§ **WHAT THE TASK ASKS**
Without the pictures, repeat the listing character for character.

§ **RAW DATA**
**********

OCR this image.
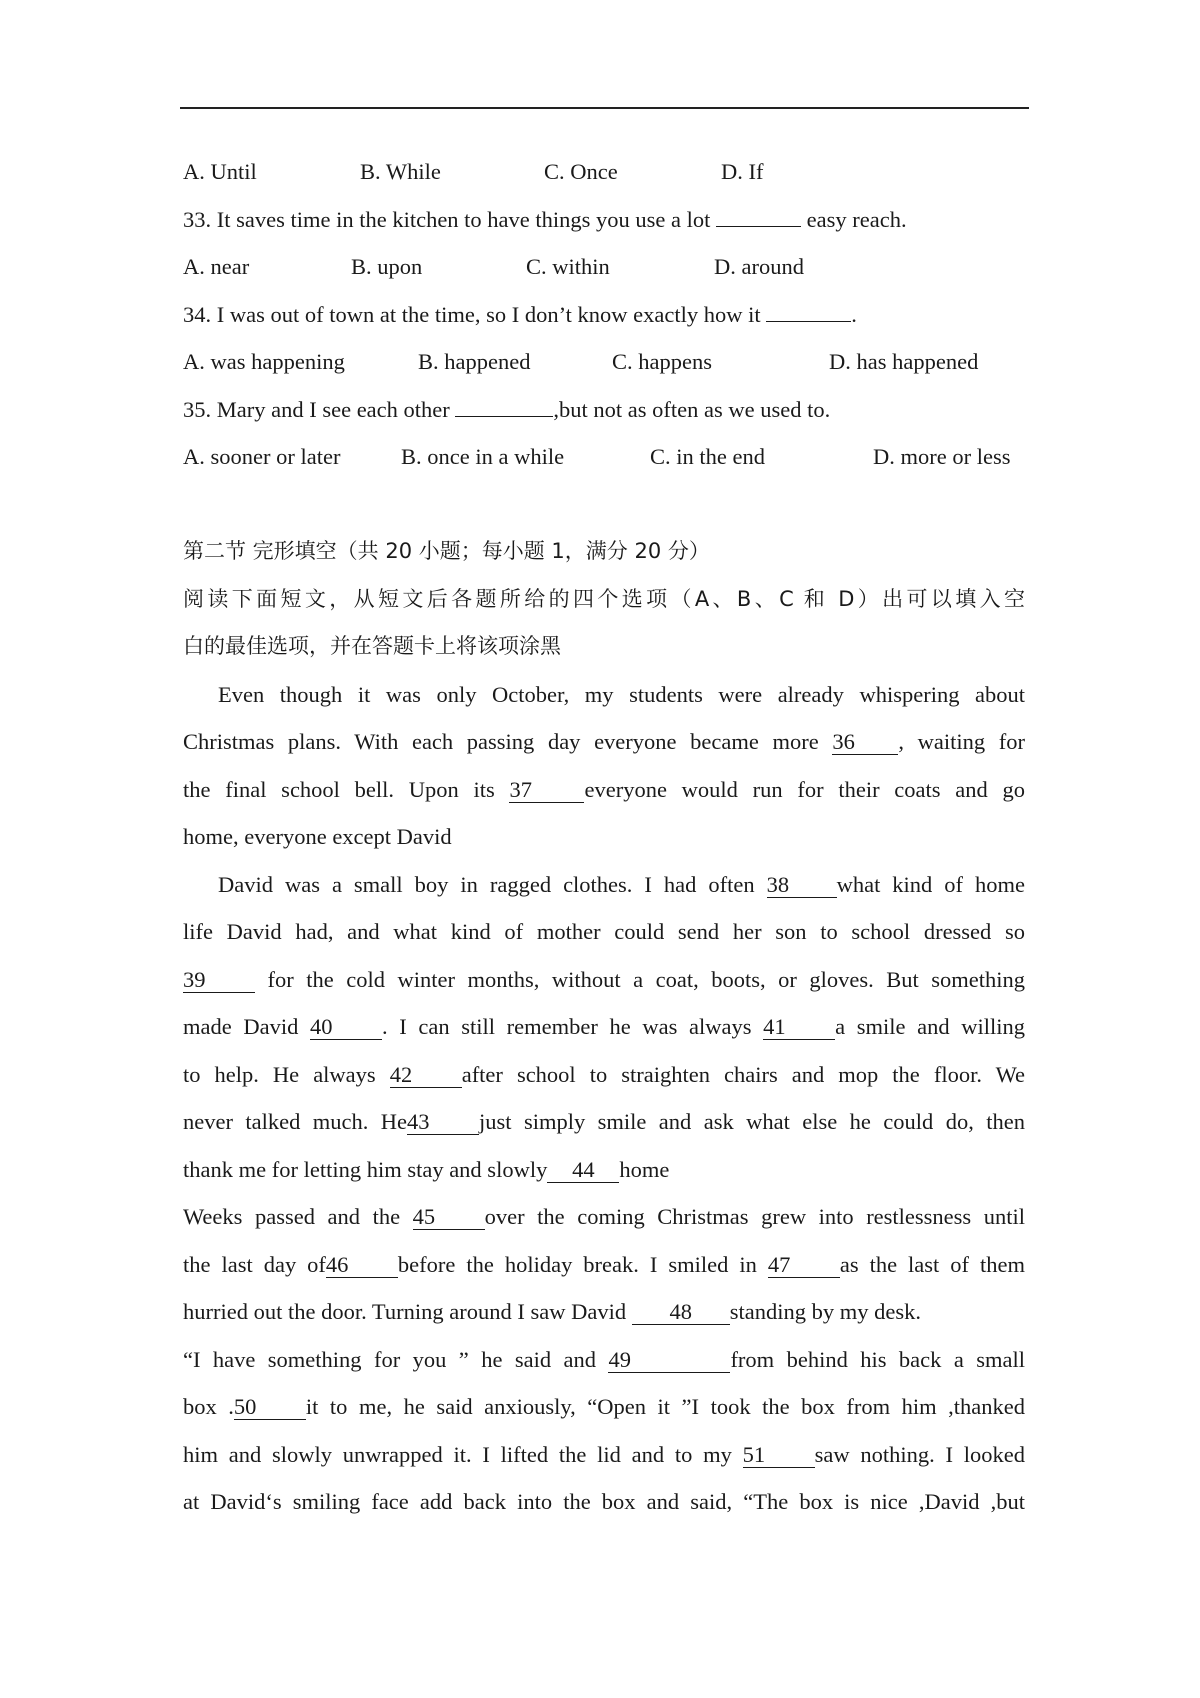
A. Until	B. While	C. Once	D. If
33. It saves time in the kitchen to have things you use a lot	easy reach.
A. near	B. upon	C. within	D. around
34. I was out of town at the time, so I don’t know exactly how it	.
A. was happening	B. happened	C. happens	D. has happened
35. Mary and I see each other	,but not as often as we used to.
A. sooner or later	B. once in a while	C. in the end	D. more or less
第二节 完形填空（共 20 小题；每小题 1，满分 20 分）
阅读下面短文，从短文后各题所给的四个选项（A、B、C 和 D）出可以填入空
白的最佳选项，并在答题卡上将该项涂黑
Even though it was only October, my students were already whispering about
Christmas plans. With each passing day everyone became more 36 , waiting for
the final school bell. Upon its 37 everyone would run for their coats and go
home, everyone except David
David was a small boy in ragged clothes. I had often 38 what kind of home
life David had, and what kind of mother could send her son to school dressed so
39 for the cold winter months, without a coat, boots, or gloves. But something
made David 40 . I can still remember he was always 41 a smile and willing
to help. He always 42 after school to straighten chairs and mop the floor. We
never talked much. He43 just simply smile and ask what else he could do, then
thank me for letting him stay and slowly 44 home
Weeks passed and the 45 over the coming Christmas grew into restlessness until
the last day of46 before the holiday break. I smiled in 47 as the last of them
hurried out the door. Turning around I saw David 48 standing by my desk.
“I have something for you ” he said and 49	from behind his back a small
box .50 it to me, he said anxiously, “Open it ”I took the box from him ,thanked
him and slowly unwrapped it. I lifted the lid and to my 51 saw nothing. I looked
at David‘s smiling face add back into the box and said, “The box is nice ,David ,but
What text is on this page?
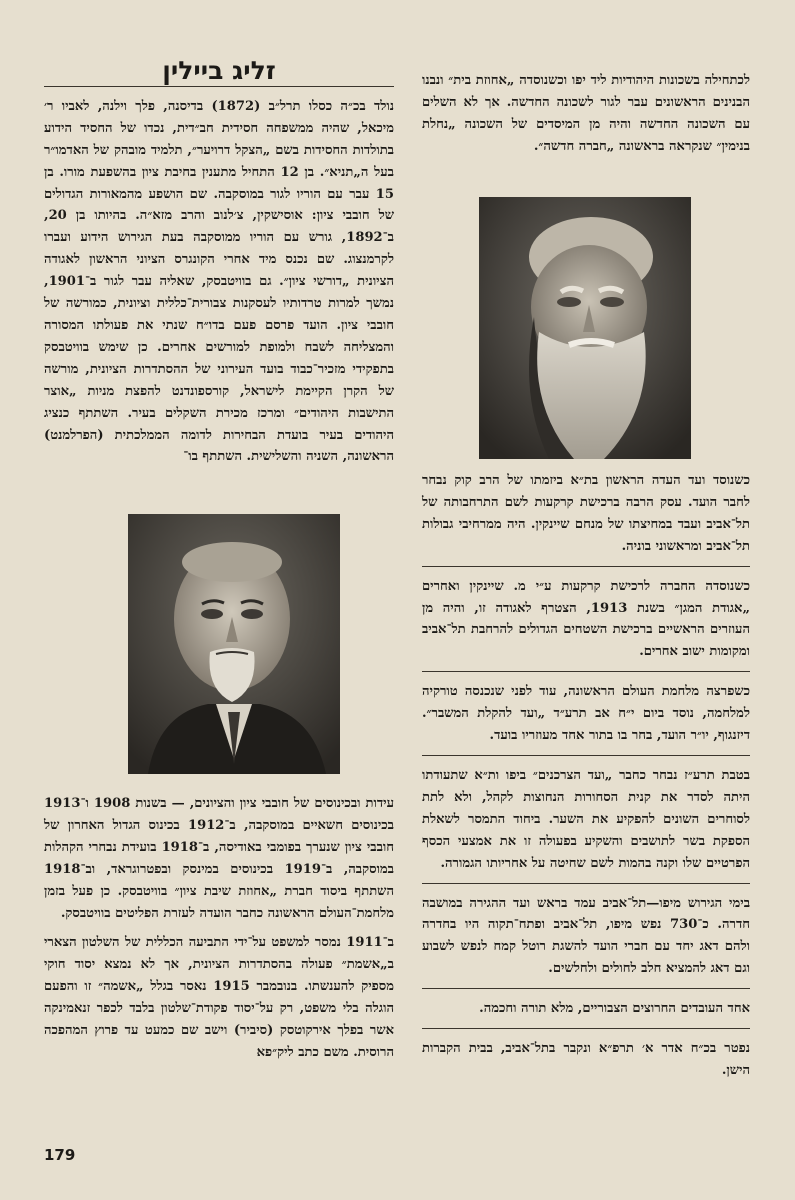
זליג ביילין

נולד בכ״ה כסלו תרל״ב (1872) בדיסנה, פלך וילנה, לאביו ר׳ מיכאל, שהיה ממשפחה חסידית חב״דית, נכדו של החסיד הידוע בתולדות החסידות בשם „הצקל דרויער״, תלמיד מובהק של האדמו״ר בעל ה„תניא״. בן 12 התחיל מתענין בחיבת ציון בהשפעת מורו. בן 15 עבר עם הוריו לגור במוסקבה. שם הושפע מהמאורות הגדולים של חובבי ציון: אוסישקין, צ׳לנוב והרב מזא״ה. בהיותו בן 20, ב־1892, גורש עם הוריו ממוסקבה בעת הגירוש הידוע ועברו לקרמנצוג. שם נכנס מיד אחרי הקונגרס הציוני הראשון לאגודה הציונית „דורשי ציון״. גם בוויטבסק, שאליה עבר לגור ב־1901, נמשך למרות טרדותיו לעסקנות צבורית־כללית וציונית, כמורשה של חובבי ציון. הועד פרסם פעם בדו״ח שנתי את פעולתו המסורה והמצליחה לשבח ולמופת למורשים אחרים. כן שימש בוויטבסק בתפקידי מזכיר־כבוד בועד העירוני של ההסתדרות הציונית, מורשה של הקרן הקיימת לישראל, קורספונדנט להפצת מניות „אוצר התישבות היהודים״ ומרכז מכירת השקלים בעיר. השתתף כנציג היהודים בעיר בועדת הבחירות לדומה הממלכתית (הפרלמנט) הראשונה, השניה והשלישית. השתתף בו־

עידות ובכינוסים של חובבי ציון והציונים, — בשנות 1908 ו־1913 בכינוסים חשאיים במוסקבה, ב־1912 בכינוס הגדול האחרון של חובבי ציון שנערך בפומבי באודיסה, ב־1918 בועידת נבחרי הקהלות במוסקבה, ב־1919 בכינוסים במינסק ובפטרוגראד, וב־1918 השתתף ביסוד חברת „אחוזת שיבת ציון״ בוויטבסק. כן פעל בזמן מלחמת־העולם הראשונה כחבר הועדה לעזרת הפליטים בוויטבסק.

ב־1911 נמסר למשפט על־ידי התביעה הכללית של השלטון הצארי ב„אשמת״ פעולה בהסתדרות הציונית, אך לא נמצא יסוד חוקי מספיק להענשתו. בנובמבר 1915 נאסר בגלל „אשמה״ זו והפעם הוגלה בלי משפט, רק על־יסוד פקודת־שלטון בלבד לכפר זנאמינקה אשר בפלך אירקוטסק (סיביר) וישב שם כמעט עד פרוץ המהפכה הרוסית. משם כתב ליק״פא

לכתחילה בשכונות היהודיות ליד יפו וכשנוסדה „אחוזת בית״ ונבנו הבנינים הראשונים עבר לגור לשכונה החדשה. אך לא השלים עם השכונה החדשה והיה מן המיסדים של השכונה „נחלת בנימין״ שנקראה בראשונה „חברה חדשה״.

כשנוסד ועד העדה הראשון בת״א ביזמתו של הרב קוק נבחר לחבר הועד. עסק הרבה ברכישת קרקעות לשם התרחבותה של תל־אביב ועבד במחיצתו של מנחם שיינקין. היה ממרחיבי גבולות תל־אביב ומראשוני בוניה.

כשנוסדה החברה לרכישת קרקעות ע״י מ. שיינקין ואחרים „אגודת המגן״ בשנת 1913, הצטרף לאגודה זו, והיה מן העוזרים הראשיים ברכישת השטחים הגדולים להרחבת תל־אביב ומקומות ישוב אחרים.

כשפרצה מלחמת העולם הראשונה, עוד לפני שנכנסה טורקיה למלחמה, נוסד ביום י״ח אב תרע״ד „ועד להקלת המשבר״. דיזנגוף, יו״ר הועד, בחר בו בתור אחד מעוזריו בועד.

בטבת תרע״ז נבחר כחבר „ועד הצרכנים״ ביפו ות״א שתעודתו היתה לסדר את קנית הסחורות הנחוצות לקהל, ולא לתת לסוחרים השונים להפקיע את השער. ביחוד התמסר לשאלת הספקת בשר לתושבים והשקיע בפעולה זו את אמצעי הכסף הפרטיים שלו וקנה בהמות לשם שחיטה על אחריותו הגמורה.

בימי הגירוש מיפו—תל־אביב עמד בראש ועד ההגירה במושבה חדרה. כ־730 נפש מיפו, תל־אביב ופתח־תקוה היו בחדרה ולהם דאג יחד עם חברי הועד להשגת רוטל קמח לנפש לשבוע וגם דאג להמציא חלב לחולים ולחלשים.

אחד העובדים החרוצים הצבוריים, מלא תורה וחכמה.

נפטר בכ״ח אדר א׳ תרפ״א ונקבר בתל־אביב, בבית הקברות הישן.

179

**********

§ **RESPONSE FOR THIS EXERCISE**
OCR this image.
A. Until	B. While	C. Once	D. If
33. It saves time in the kitchen to have things you use a lot	easy reach.
A. near	B. upon	C. within	D. around
34. I was out of town at the time, so I don’t know exactly how it	.
A. was happening	B. happened	C. happens	D. has happened
35. Mary and I see each other	,but not as often as we used to.
A. sooner or later	B. once in a while	C. in the end	D. more or less
第二节 完形填空（共 20 小题；每小题 1，满分 20 分）
阅读下面短文，从短文后各题所给的四个选项（A、B、C 和 D）出可以填入空
白的最佳选项，并在答题卡上将该项涂黑
Even though it was only October, my students were already whispering about
Christmas plans. With each passing day everyone became more 36 , waiting for
the final school bell. Upon its 37 everyone would run for their coats and go
home, everyone except David
David was a small boy in ragged clothes. I had often 38 what kind of home
life David had, and what kind of mother could send her son to school dressed so
39 for the cold winter months, without a coat, boots, or gloves. But something
made David 40 . I can still remember he was always 41 a smile and willing
to help. He always 42 after school to straighten chairs and mop the floor. We
never talked much. He43 just simply smile and ask what else he could do, then
thank me for letting him stay and slowly 44 home
Weeks passed and the 45 over the coming Christmas grew into restlessness until
the last day of46 before the holiday break. I smiled in 47 as the last of them
hurried out the door. Turning around I saw David 48 standing by my desk.
“I have something for you ” he said and 49	from behind his back a small
box .50 it to me, he said anxiously, “Open it ”I took the box from him ,thanked
him and slowly unwrapped it. I lifted the lid and to my 51 saw nothing. I looked
at David‘s smiling face add back into the box and said, “The box is nice ,David ,but
What text is on this page?
זליג ביילין

נולד בכ״ה כסלו תרל״ב (1872) בדיסנה, פלך וילנה, לאביו ר׳ מיכאל, שהיה ממשפחה חסידית חב״דית, נכדו של החסיד הידוע בתולדות החסידות בשם „הצקל דרויער״, תלמיד מובהק של האדמו״ר בעל ה„תניא״. בן 12 התחיל מתענין בחיבת ציון בהשפעת מורו. בן 15 עבר עם הוריו לגור במוסקבה. שם הושפע מהמאורות הגדולים של חובבי ציון: אוסישקין, צ׳לנוב והרב מזא״ה. בהיותו בן 20, ב־1892, גורש עם הוריו ממוסקבה בעת הגירוש הידוע ועברו לקרמנצוג. שם נכנס מיד אחרי הקונגרס הציוני הראשון לאגודה הציונית „דורשי ציון״. גם בוויטבסק, שאליה עבר לגור ב־1901, נמשך למרות טרדותיו לעסקנות צבורית־כללית וציונית, כמורשה של חובבי ציון. הועד פרסם פעם בדו״ח שנתי את פעולתו המסורה והמצליחה לשבח ולמופת למורשים אחרים. כן שימש בוויטבסק בתפקידי מזכיר־כבוד בועד העירוני של ההסתדרות הציונית, מורשה של הקרן הקיימת לישראל, קורספונדנט להפצת מניות „אוצר התישבות היהודים״ ומרכז מכירת השקלים בעיר. השתתף כנציג היהודים בעיר בועדת הבחירות לדומה הממלכתית (הפרלמנט) הראשונה, השניה והשלישית. השתתף בו־

עידות ובכינוסים של חובבי ציון והציונים, — בשנות 1908 ו־1913 בכינוסים חשאיים במוסקבה, ב־1912 בכינוס הגדול האחרון של חובבי ציון שנערך בפומבי באודיסה, ב־1918 בועידת נבחרי הקהלות במוסקבה, ב־1919 בכינוסים במינסק ובפטרוגראד, וב־1918 השתתף ביסוד חברת „אחוזת שיבת ציון״ בוויטבסק. כן פעל בזמן מלחמת־העולם הראשונה כחבר הועדה לעזרת הפליטים בוויטבסק.

ב־1911 נמסר למשפט על־ידי התביעה הכללית של השלטון הצארי ב„אשמת״ פעולה בהסתדרות הציונית, אך לא נמצא יסוד חוקי מספיק להענשתו. בנובמבר 1915 נאסר בגלל „אשמה״ זו והפעם הוגלה בלי משפט, רק על־יסוד פקודת־שלטון בלבד לכפר זנאמינקה אשר בפלך אירקוטסק (סיביר) וישב שם כמעט עד פרוץ המהפכה הרוסית. משם כתב ליק״פא

לכתחילה בשכונות היהודיות ליד יפו וכשנוסדה „אחוזת בית״ ונבנו הבנינים הראשונים עבר לגור לשכונה החדשה. אך לא השלים עם השכונה החדשה והיה מן המיסדים של השכונה „נחלת בנימין״ שנקראה בראשונה „חברה חדשה״.

כשנוסד ועד העדה הראשון בת״א ביזמתו של הרב קוק נבחר לחבר הועד. עסק הרבה ברכישת קרקעות לשם התרחבותה של תל־אביב ועבד במחיצתו של מנחם שיינקין. היה ממרחיבי גבולות תל־אביב ומראשוני בוניה.

כשנוסדה החברה לרכישת קרקעות ע״י מ. שיינקין ואחרים „אגודת המגן״ בשנת 1913, הצטרף לאגודה זו, והיה מן העוזרים הראשיים ברכישת השטחים הגדולים להרחבת תל־אביב ומקומות ישוב אחרים.

כשפרצה מלחמת העולם הראשונה, עוד לפני שנכנסה טורקיה למלחמה, נוסד ביום י״ח אב תרע״ד „ועד להקלת המשבר״. דיזנגוף, יו״ר הועד, בחר בו בתור אחד מעוזריו בועד.

בטבת תרע״ז נבחר כחבר „ועד הצרכנים״ ביפו ות״א שתעודתו היתה לסדר את קנית הסחורות הנחוצות לקהל, ולא לתת לסוחרים השונים להפקיע את השער. ביחוד התמסר לשאלת הספקת בשר לתושבים והשקיע בפעולה זו את אמצעי הכסף הפרטיים שלו וקנה בהמות לשם שחיטה על אחריותו הגמורה.

בימי הגירוש מיפו—תל־אביב עמד בראש ועד ההגירה במושבה חדרה. כ־730 נפש מיפו, תל־אביב ופתח־תקוה היו בחדרה ולהם דאג יחד עם חברי הועד להשגת רוטל קמח לנפש לשבוע וגם דאג להמציא חלב לחולים ולחלשים.

אחד העובדים החרוצים הצבוריים, מלא תורה וחכמה.

נפטר בכ״ח אדר א׳ תרפ״א ונקבר בתל־אביב, בבית הקברות הישן.

179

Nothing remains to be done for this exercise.